Can you copy out the items word for word, starting with the line that contains "Patent image size: (536, 357)." and going on through the final line of the items?

--- TASK INPUT ---

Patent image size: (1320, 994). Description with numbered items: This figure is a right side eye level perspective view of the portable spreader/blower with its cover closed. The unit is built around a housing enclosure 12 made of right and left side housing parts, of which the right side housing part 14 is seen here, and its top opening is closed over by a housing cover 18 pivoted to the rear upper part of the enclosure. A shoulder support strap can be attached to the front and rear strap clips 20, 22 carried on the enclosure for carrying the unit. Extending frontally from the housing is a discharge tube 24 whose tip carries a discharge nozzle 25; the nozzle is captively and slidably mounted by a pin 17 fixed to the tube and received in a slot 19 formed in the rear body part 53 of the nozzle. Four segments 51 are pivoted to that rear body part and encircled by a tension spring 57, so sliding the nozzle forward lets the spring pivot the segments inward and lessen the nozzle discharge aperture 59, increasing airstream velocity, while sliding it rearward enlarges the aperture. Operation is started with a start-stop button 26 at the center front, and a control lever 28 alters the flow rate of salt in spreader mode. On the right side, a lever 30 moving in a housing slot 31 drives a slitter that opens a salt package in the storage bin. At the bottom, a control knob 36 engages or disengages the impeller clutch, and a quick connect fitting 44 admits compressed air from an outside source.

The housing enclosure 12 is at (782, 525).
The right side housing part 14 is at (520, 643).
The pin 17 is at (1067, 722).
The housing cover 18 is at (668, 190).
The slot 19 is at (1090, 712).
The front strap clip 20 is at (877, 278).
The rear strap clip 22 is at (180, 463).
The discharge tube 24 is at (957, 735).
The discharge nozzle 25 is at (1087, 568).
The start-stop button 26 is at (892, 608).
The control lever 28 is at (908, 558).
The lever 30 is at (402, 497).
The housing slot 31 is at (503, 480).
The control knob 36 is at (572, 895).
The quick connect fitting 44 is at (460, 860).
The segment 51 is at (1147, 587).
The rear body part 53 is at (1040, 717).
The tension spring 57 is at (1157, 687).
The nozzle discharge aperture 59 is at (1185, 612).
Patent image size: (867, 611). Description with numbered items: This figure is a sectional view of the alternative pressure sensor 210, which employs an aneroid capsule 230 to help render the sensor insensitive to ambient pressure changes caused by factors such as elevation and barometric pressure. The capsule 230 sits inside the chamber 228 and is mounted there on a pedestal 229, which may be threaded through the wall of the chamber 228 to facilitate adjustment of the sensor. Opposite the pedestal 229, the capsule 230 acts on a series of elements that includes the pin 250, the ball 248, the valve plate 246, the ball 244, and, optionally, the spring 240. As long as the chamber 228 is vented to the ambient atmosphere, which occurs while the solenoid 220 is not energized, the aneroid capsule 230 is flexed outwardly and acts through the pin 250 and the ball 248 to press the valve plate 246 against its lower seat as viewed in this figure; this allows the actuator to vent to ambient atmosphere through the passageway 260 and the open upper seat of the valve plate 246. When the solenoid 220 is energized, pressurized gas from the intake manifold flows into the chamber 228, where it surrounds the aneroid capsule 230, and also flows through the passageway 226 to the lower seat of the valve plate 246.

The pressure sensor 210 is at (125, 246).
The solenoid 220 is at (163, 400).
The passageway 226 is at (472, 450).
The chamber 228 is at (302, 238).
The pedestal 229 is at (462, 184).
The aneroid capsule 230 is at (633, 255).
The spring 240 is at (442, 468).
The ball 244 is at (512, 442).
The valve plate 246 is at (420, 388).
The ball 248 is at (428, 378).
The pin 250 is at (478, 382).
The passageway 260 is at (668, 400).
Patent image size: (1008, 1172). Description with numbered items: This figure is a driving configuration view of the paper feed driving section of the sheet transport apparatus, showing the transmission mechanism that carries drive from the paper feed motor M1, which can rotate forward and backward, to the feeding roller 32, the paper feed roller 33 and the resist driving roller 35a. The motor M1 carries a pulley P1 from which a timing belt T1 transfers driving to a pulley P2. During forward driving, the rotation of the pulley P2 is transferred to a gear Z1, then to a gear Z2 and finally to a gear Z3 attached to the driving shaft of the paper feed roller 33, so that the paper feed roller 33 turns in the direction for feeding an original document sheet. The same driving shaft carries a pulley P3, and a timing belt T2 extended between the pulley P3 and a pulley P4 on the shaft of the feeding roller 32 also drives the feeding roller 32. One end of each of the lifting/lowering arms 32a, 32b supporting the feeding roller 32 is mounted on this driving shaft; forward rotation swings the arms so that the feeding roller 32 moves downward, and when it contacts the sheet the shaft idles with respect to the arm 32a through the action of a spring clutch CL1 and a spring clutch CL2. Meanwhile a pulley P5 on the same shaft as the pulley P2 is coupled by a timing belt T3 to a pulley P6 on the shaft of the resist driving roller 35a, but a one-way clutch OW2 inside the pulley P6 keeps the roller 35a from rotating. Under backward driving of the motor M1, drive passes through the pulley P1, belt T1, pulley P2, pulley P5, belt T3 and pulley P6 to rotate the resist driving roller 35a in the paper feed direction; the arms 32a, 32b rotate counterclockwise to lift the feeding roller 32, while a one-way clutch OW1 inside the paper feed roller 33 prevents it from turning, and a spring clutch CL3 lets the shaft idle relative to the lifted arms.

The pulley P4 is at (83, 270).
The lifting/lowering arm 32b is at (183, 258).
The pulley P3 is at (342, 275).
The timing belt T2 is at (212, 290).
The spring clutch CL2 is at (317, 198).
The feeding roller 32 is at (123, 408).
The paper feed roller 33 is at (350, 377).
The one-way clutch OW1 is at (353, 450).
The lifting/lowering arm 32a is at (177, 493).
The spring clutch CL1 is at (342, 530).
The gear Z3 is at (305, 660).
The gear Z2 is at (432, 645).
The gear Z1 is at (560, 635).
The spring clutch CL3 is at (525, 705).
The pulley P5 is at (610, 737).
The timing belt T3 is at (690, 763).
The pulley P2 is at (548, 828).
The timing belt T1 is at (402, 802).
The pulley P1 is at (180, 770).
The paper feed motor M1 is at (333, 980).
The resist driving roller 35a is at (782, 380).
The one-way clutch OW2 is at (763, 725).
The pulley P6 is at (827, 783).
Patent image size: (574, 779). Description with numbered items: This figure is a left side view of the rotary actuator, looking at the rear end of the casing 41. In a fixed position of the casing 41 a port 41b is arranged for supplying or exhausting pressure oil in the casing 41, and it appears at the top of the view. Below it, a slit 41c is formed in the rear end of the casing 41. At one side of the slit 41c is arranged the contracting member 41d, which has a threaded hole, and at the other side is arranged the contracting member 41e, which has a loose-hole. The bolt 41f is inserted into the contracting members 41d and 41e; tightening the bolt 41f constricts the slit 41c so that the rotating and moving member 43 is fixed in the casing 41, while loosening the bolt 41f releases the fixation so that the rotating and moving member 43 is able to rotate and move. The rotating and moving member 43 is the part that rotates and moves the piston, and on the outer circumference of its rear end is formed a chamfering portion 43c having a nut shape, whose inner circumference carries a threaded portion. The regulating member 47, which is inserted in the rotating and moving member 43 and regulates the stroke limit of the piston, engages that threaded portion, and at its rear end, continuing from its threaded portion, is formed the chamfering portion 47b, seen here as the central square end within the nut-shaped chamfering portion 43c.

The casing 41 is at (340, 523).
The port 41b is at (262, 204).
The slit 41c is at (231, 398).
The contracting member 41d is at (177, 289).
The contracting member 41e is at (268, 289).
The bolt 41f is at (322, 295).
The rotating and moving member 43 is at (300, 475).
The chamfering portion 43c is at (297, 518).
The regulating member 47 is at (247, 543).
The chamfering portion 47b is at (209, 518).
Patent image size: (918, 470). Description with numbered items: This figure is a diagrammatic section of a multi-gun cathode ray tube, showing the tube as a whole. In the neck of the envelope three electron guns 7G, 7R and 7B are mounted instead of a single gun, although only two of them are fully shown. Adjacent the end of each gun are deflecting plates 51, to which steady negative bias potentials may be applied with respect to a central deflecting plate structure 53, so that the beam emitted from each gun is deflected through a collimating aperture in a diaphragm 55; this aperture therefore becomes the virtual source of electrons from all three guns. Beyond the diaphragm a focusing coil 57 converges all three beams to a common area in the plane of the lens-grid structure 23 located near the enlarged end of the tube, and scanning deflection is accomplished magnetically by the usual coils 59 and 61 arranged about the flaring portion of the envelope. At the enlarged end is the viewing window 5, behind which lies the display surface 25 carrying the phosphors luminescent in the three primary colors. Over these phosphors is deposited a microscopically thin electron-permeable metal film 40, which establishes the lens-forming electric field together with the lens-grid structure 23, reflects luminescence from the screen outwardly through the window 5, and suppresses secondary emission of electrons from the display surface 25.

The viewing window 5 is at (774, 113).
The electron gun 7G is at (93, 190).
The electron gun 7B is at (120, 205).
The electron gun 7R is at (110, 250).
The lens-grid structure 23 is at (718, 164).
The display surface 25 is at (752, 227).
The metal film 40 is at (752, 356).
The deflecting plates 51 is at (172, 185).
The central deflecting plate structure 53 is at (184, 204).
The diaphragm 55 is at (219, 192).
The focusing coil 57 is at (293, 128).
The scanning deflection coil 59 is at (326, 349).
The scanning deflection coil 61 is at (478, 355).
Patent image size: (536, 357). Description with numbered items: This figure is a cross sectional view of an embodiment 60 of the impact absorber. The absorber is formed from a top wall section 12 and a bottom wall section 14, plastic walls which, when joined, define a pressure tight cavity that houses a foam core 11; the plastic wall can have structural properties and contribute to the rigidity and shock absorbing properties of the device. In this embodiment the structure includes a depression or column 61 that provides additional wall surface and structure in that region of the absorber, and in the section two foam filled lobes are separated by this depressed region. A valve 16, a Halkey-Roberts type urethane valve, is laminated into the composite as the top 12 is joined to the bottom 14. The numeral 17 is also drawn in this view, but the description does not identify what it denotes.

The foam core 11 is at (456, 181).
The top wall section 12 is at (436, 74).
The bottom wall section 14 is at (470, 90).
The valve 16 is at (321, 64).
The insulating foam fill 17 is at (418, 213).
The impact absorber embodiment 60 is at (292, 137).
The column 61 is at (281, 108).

---

**OUTPUT FOR THIS EXERCISE**
Patent image size: (536, 357). Description with numbered items: This figure is a cross sectional view of an embodiment 60 of the impact absorber. The absorber is formed from a top wall section 12 and a bottom wall section 14, plastic walls which, when joined, define a pressure tight cavity that houses a foam core 11; the plastic wall can have structural properties and contribute to the rigidity and shock absorbing properties of the device. In this embodiment the structure includes a depression or column 61 that provides additional wall surface and structure in that region of the absorber, and in the section two foam filled lobes are separated by this depressed region. A valve 16, a Halkey-Roberts type urethane valve, is laminated into the composite as the top 12 is joined to the bottom 14. The numeral 17 is also drawn in this view, but the description does not identify what it denotes.

The foam core 11 is at (456, 181).
The top wall section 12 is at (436, 74).
The bottom wall section 14 is at (470, 90).
The valve 16 is at (321, 64).
The insulating foam fill 17 is at (418, 213).
The impact absorber embodiment 60 is at (292, 137).
The column 61 is at (281, 108).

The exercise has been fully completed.